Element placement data
-=-=-=-=-
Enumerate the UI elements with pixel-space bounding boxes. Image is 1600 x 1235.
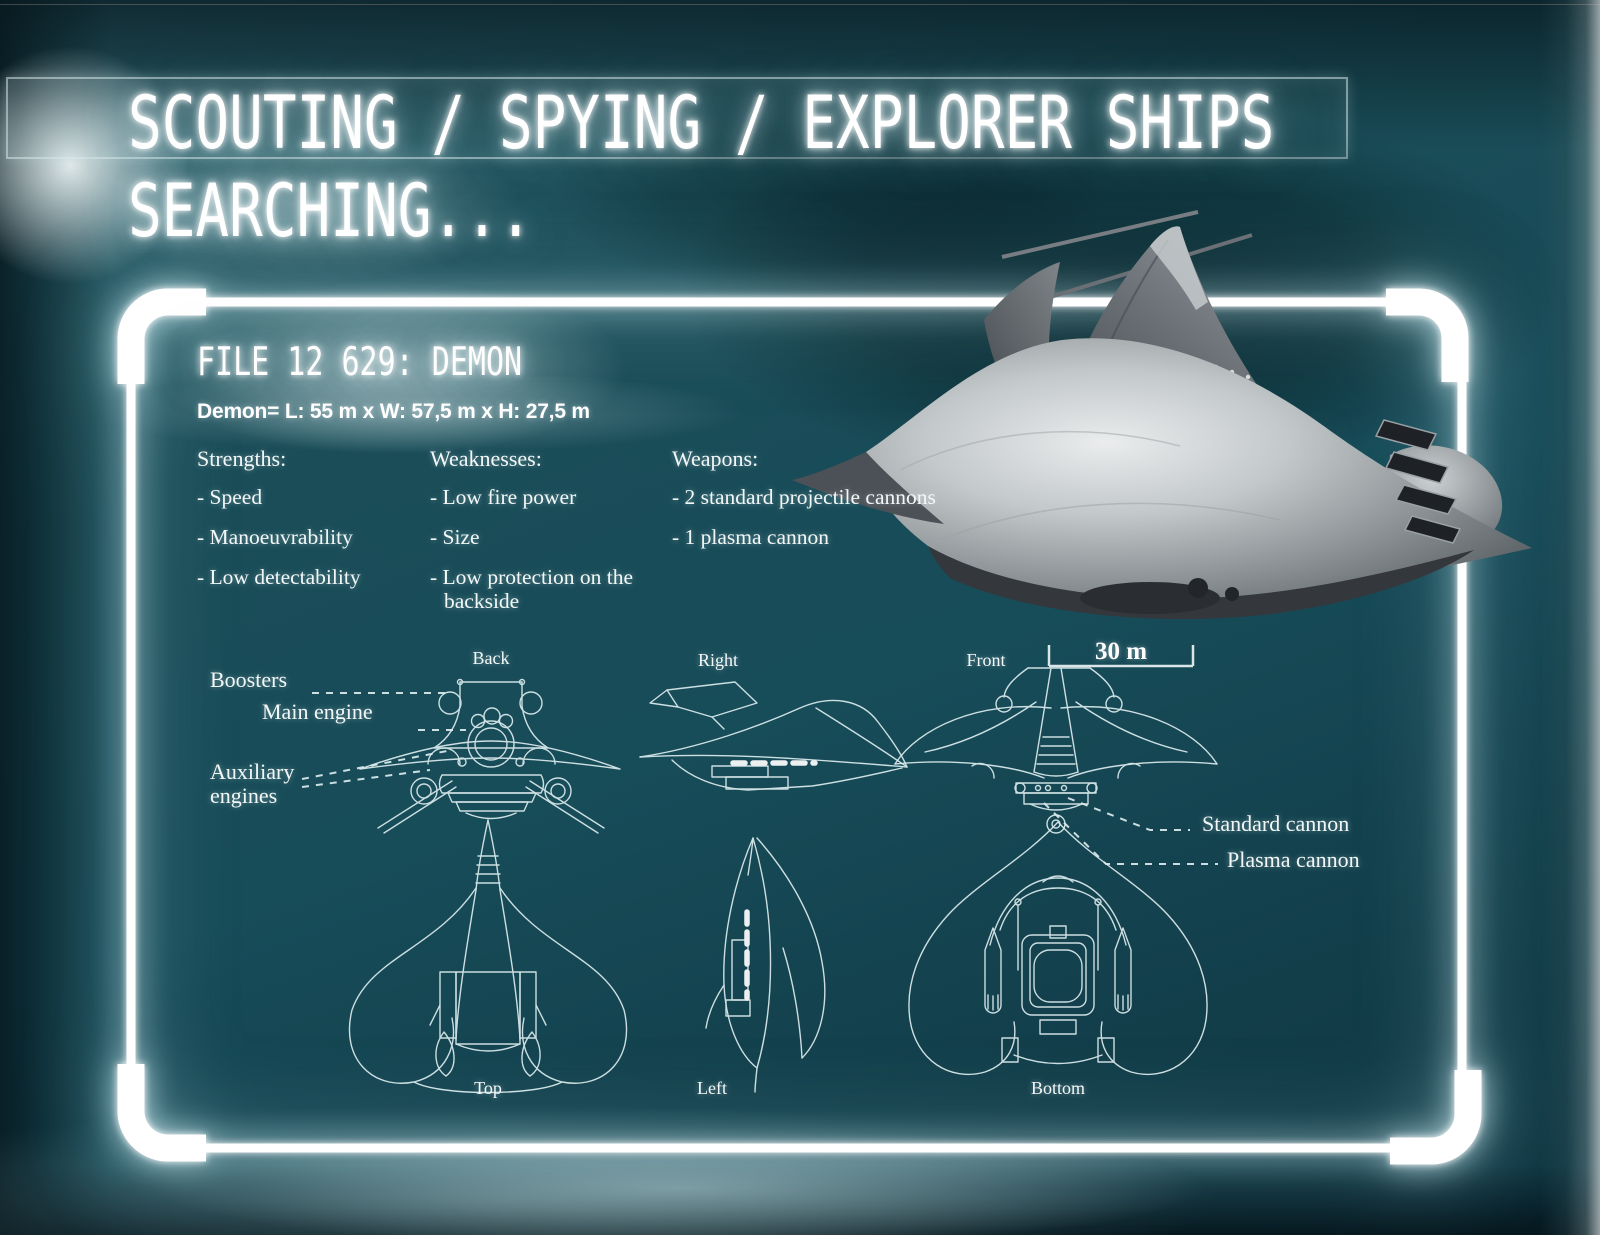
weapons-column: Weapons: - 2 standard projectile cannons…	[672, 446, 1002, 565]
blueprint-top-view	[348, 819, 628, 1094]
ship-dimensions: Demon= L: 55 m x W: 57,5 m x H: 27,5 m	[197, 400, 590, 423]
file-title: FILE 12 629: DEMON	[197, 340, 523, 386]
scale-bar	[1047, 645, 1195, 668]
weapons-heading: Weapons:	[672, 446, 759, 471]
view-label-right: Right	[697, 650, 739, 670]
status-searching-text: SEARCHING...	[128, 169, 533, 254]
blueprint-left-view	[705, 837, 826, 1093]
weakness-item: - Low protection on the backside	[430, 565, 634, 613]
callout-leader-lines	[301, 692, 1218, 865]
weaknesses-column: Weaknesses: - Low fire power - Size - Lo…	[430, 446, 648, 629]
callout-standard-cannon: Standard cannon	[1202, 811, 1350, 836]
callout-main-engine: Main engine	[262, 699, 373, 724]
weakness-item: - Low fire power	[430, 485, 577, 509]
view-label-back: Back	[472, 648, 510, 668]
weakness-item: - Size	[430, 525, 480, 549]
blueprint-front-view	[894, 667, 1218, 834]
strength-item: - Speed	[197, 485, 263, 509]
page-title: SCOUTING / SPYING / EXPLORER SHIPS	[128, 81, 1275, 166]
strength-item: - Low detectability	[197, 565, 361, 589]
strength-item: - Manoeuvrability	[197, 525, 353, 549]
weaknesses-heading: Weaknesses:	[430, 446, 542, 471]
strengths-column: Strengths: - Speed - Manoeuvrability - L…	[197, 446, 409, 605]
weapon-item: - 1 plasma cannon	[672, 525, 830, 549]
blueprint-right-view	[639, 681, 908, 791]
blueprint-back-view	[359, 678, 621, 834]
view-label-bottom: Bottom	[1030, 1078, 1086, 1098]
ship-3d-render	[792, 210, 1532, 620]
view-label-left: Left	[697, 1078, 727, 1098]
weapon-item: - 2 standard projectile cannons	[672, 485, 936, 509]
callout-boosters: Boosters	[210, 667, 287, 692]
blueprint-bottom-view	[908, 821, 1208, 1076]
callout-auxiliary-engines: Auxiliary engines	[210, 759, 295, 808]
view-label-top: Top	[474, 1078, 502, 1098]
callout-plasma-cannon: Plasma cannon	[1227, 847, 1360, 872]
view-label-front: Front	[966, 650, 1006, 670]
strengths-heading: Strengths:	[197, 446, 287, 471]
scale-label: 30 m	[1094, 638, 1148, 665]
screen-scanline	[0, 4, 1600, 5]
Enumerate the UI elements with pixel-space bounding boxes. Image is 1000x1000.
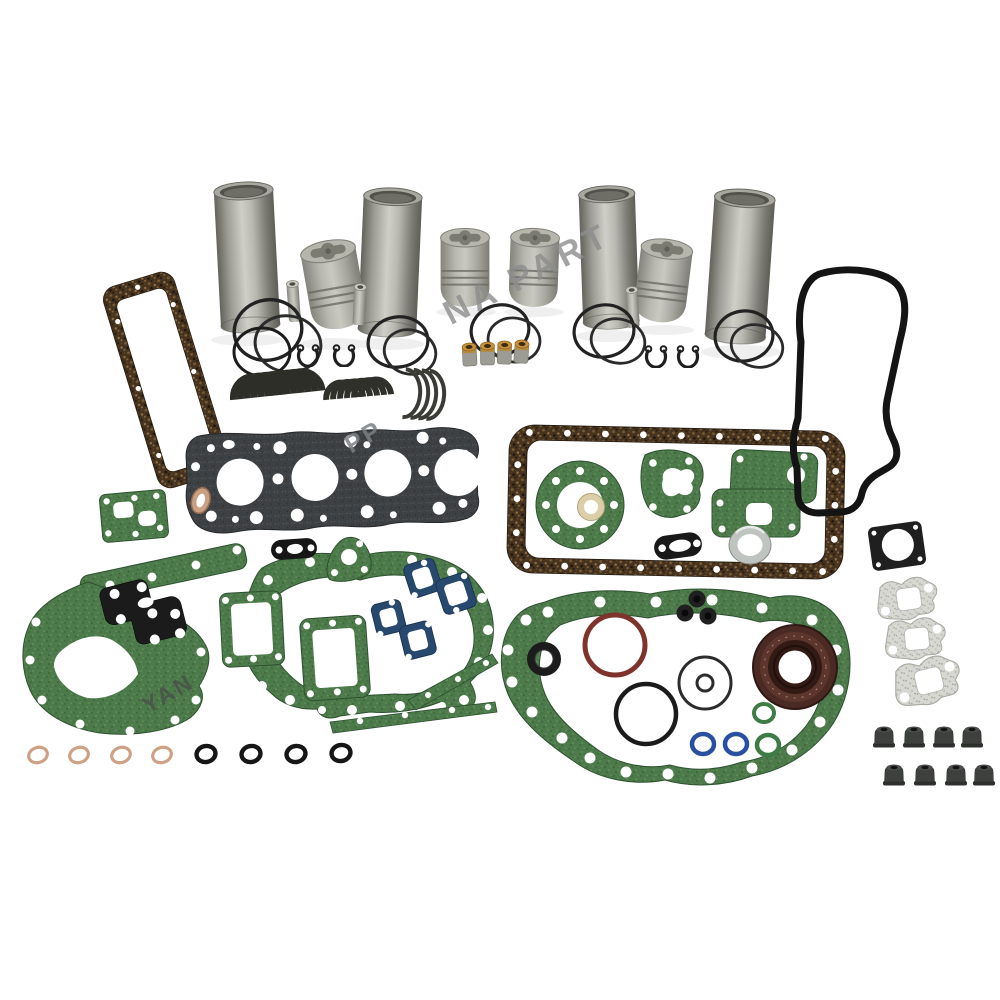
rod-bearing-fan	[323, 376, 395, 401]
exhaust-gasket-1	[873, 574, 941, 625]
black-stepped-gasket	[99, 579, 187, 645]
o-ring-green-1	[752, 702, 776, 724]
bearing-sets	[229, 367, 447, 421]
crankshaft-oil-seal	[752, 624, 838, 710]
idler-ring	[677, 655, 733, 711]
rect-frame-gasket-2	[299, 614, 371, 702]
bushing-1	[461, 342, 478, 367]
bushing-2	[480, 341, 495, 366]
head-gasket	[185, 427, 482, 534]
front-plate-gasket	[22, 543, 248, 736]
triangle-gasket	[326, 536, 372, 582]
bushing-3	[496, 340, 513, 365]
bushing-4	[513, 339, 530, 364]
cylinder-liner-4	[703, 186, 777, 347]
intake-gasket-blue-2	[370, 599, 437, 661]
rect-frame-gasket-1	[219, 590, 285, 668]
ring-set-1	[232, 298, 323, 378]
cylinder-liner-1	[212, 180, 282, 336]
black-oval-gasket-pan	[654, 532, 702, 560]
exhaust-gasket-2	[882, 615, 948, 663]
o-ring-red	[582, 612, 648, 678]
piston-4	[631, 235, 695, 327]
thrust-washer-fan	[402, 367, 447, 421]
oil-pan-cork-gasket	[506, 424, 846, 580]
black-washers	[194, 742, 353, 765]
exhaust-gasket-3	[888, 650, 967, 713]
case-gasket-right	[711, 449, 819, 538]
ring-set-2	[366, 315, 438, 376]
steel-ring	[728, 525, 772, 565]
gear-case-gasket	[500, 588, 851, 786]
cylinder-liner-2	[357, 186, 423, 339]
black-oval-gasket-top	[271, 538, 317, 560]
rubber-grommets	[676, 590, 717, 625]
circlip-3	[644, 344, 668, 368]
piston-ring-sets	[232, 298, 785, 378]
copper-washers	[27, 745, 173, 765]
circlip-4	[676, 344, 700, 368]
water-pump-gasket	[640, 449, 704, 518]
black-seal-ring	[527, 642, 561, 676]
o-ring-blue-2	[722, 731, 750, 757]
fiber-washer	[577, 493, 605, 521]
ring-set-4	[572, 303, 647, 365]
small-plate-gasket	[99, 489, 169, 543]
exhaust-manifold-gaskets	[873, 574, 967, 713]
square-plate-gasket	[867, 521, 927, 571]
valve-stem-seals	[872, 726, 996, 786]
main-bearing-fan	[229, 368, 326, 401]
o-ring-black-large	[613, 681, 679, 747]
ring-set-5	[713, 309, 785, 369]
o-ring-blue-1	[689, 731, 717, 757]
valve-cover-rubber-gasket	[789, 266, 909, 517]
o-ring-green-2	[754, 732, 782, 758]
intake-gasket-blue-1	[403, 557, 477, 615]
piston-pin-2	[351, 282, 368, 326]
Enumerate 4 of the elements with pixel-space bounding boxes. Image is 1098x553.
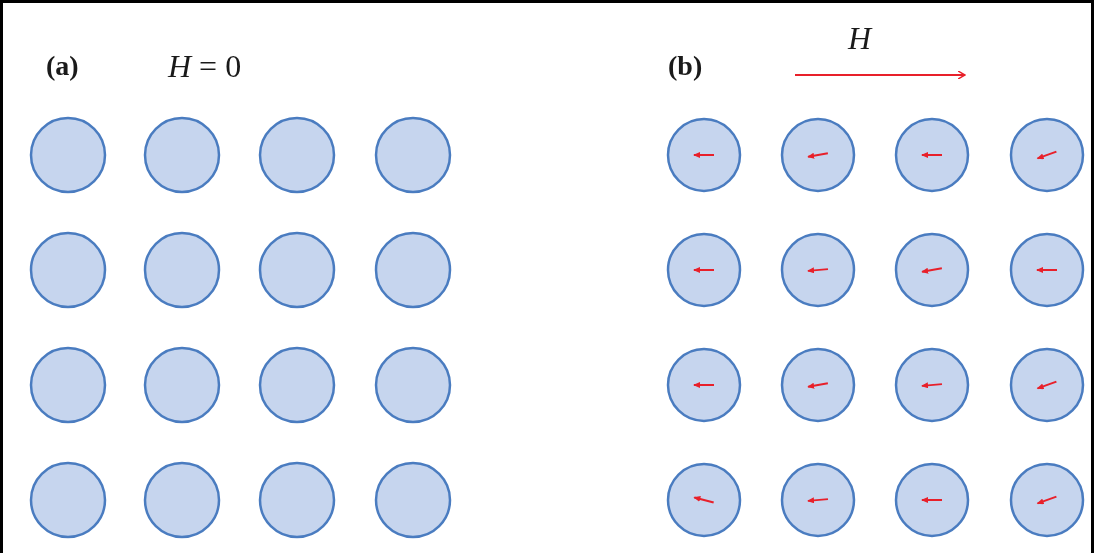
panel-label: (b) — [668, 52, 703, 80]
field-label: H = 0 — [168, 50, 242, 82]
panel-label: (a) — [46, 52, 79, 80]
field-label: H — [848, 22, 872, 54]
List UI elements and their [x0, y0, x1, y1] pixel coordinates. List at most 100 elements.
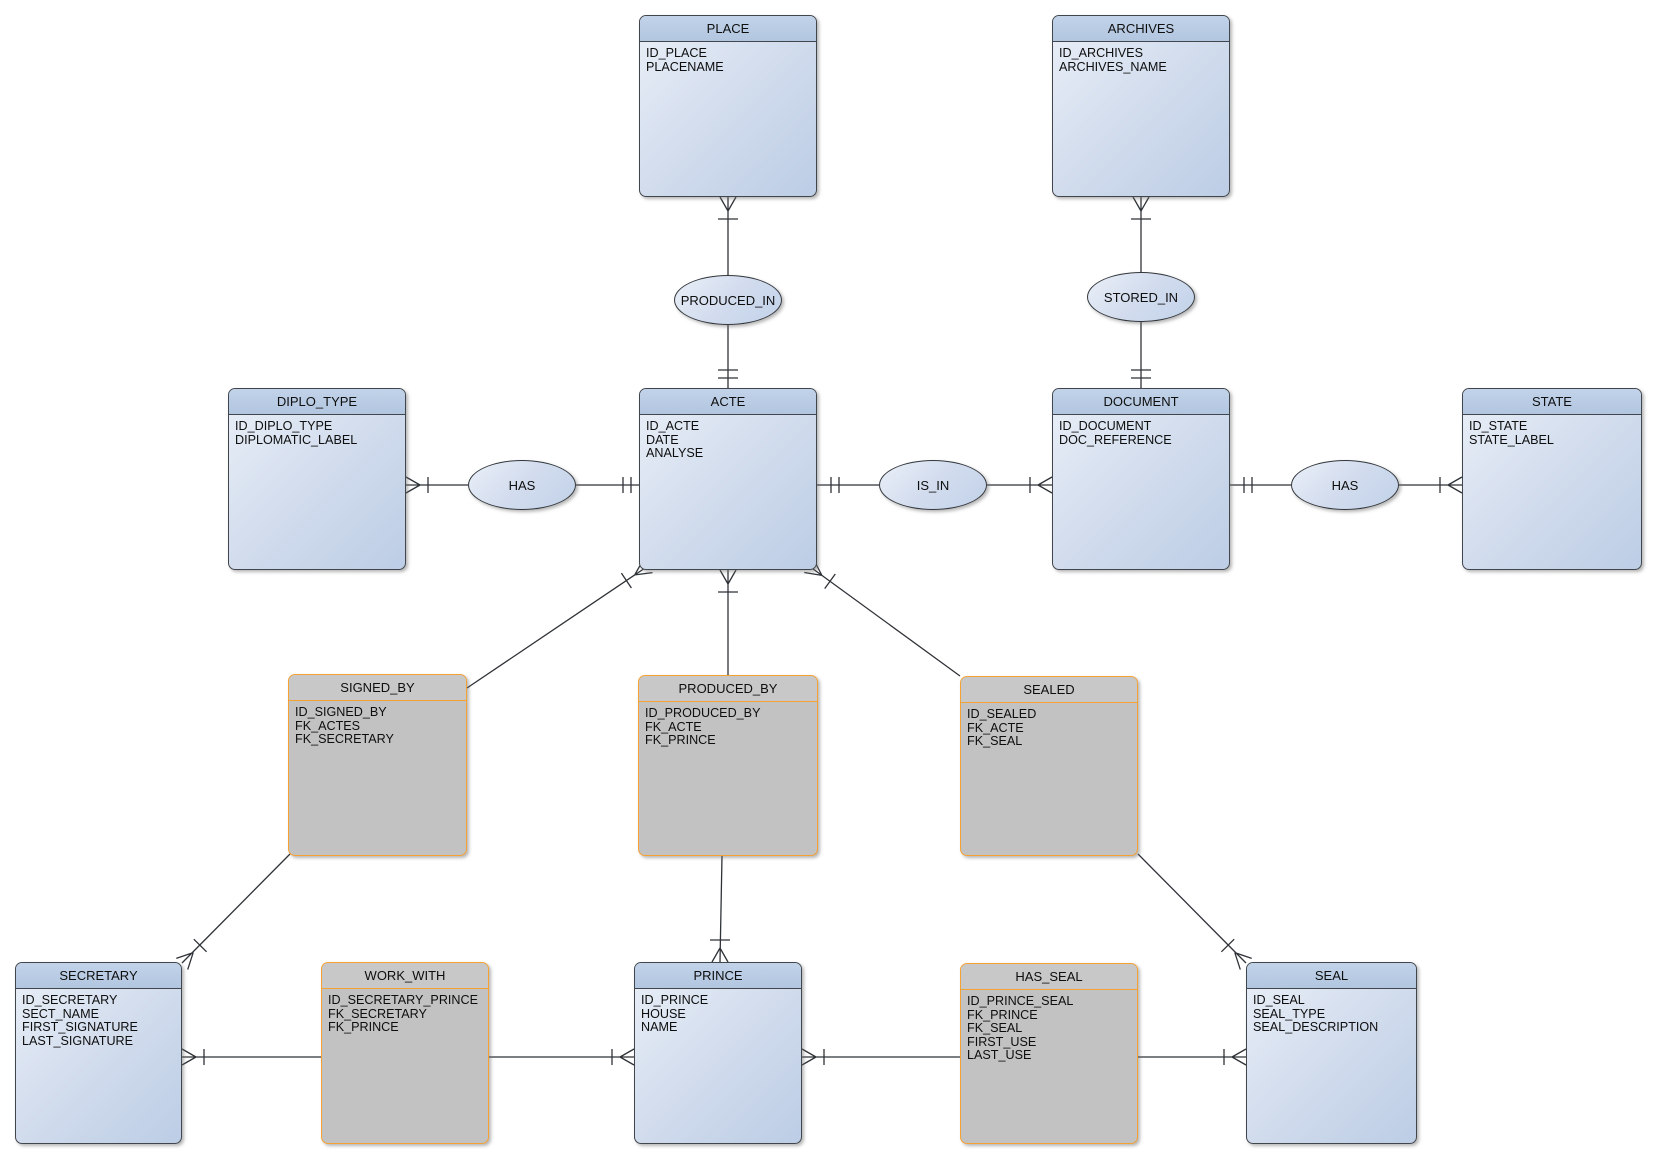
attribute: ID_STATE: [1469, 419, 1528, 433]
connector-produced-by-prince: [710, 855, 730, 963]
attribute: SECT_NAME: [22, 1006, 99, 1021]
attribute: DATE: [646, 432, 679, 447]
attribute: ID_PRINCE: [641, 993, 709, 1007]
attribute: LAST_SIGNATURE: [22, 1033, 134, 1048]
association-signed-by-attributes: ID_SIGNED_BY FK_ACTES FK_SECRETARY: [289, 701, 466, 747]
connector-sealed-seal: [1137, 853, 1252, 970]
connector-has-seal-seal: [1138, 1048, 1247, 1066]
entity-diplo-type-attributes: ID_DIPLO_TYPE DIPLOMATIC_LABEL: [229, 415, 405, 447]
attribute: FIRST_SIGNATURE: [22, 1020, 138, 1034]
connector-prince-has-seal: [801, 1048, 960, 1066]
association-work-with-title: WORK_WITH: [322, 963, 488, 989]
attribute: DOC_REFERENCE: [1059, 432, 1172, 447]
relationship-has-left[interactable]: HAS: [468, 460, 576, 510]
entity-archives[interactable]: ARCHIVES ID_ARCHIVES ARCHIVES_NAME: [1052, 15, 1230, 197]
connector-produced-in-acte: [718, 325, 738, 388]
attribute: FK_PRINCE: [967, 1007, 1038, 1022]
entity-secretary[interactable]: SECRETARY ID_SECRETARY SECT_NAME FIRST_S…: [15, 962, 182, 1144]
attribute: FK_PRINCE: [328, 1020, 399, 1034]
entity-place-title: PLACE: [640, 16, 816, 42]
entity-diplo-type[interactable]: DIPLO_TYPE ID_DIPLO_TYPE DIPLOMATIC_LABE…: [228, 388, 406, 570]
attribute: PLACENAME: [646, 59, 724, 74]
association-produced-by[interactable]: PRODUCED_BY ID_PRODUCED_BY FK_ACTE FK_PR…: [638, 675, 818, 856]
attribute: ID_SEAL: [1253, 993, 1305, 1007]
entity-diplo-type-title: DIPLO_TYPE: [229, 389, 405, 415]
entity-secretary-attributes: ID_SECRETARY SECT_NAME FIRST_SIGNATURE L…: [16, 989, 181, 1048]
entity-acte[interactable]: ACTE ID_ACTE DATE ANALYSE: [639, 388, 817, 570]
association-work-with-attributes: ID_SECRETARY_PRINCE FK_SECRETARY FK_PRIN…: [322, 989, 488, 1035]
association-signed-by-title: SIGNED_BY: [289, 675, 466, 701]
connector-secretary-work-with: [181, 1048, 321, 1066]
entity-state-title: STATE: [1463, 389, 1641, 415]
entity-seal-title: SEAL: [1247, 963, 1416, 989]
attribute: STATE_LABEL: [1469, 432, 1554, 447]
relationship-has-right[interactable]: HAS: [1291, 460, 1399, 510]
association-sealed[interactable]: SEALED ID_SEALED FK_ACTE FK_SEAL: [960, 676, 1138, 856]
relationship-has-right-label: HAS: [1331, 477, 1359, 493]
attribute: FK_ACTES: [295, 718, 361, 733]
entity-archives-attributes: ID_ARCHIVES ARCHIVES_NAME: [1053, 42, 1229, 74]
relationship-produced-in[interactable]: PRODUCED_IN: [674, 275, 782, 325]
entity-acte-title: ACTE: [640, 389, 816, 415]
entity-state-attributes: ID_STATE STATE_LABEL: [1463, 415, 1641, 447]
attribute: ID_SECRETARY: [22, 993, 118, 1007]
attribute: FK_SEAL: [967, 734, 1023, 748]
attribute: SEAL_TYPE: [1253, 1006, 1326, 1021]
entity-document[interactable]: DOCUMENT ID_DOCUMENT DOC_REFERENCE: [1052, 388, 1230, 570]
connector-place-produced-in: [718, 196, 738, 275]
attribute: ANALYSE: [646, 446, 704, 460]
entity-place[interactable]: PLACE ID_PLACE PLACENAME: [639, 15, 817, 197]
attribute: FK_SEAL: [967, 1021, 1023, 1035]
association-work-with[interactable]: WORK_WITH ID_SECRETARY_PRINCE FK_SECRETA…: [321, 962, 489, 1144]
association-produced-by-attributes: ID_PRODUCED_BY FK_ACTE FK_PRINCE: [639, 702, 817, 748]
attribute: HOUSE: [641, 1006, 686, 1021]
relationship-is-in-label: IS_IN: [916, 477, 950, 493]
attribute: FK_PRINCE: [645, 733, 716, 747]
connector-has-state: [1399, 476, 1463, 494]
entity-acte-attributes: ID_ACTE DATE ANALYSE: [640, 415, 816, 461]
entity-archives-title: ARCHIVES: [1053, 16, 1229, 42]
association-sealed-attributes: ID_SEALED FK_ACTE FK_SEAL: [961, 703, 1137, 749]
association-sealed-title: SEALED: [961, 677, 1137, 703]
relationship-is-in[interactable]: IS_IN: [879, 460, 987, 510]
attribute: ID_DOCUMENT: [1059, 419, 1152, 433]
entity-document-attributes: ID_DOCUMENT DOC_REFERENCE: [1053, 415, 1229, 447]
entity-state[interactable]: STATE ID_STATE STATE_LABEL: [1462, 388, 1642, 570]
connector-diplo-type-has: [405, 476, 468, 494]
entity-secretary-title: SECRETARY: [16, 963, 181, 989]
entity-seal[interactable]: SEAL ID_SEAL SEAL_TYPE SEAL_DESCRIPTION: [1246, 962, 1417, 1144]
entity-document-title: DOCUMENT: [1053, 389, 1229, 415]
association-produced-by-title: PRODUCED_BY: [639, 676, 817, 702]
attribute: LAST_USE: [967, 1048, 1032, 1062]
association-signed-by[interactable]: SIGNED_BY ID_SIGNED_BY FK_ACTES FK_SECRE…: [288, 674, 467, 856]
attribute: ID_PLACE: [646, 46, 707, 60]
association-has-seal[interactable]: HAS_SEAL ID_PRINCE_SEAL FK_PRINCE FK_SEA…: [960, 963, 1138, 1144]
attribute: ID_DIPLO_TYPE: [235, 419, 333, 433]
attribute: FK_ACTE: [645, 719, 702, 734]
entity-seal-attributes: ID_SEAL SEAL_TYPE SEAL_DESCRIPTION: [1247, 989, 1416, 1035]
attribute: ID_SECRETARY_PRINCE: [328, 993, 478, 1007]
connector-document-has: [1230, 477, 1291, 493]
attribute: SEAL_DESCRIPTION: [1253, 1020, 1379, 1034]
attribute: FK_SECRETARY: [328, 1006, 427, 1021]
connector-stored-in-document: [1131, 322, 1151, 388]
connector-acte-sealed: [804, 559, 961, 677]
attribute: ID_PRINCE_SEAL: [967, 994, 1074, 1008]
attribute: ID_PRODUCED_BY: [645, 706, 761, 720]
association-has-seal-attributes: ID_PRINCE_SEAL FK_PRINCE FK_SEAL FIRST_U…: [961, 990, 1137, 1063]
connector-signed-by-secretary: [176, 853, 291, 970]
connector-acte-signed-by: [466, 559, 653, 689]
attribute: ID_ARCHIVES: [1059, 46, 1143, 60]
-=-=-=-=-
» What to produce
Rewrite the lines of the records starting with the line that contains "attribute: ID_STATE: [1469, 419, 1528, 433]" and going on through the line that contains "415, 405, 447]". In them, swap every "connector" for "link" and leave everything else as it stands.

» Exercise response
attribute: ID_STATE: [1469, 419, 1528, 433]
link-produced-by-prince: [710, 855, 730, 963]
attribute: SECT_NAME: [22, 1006, 99, 1021]
attribute: DATE: [646, 432, 679, 447]
attribute: ID_PRINCE: [641, 993, 709, 1007]
attribute: LAST_SIGNATURE: [22, 1033, 134, 1048]
association-signed-by-attributes: ID_SIGNED_BY FK_ACTES FK_SECRETARY: [289, 701, 466, 747]
link-sealed-seal: [1137, 853, 1252, 970]
link-has-seal-seal: [1138, 1048, 1247, 1066]
entity-diplo-type-attributes: ID_DIPLO_TYPE DIPLOMATIC_LABEL: [229, 415, 405, 447]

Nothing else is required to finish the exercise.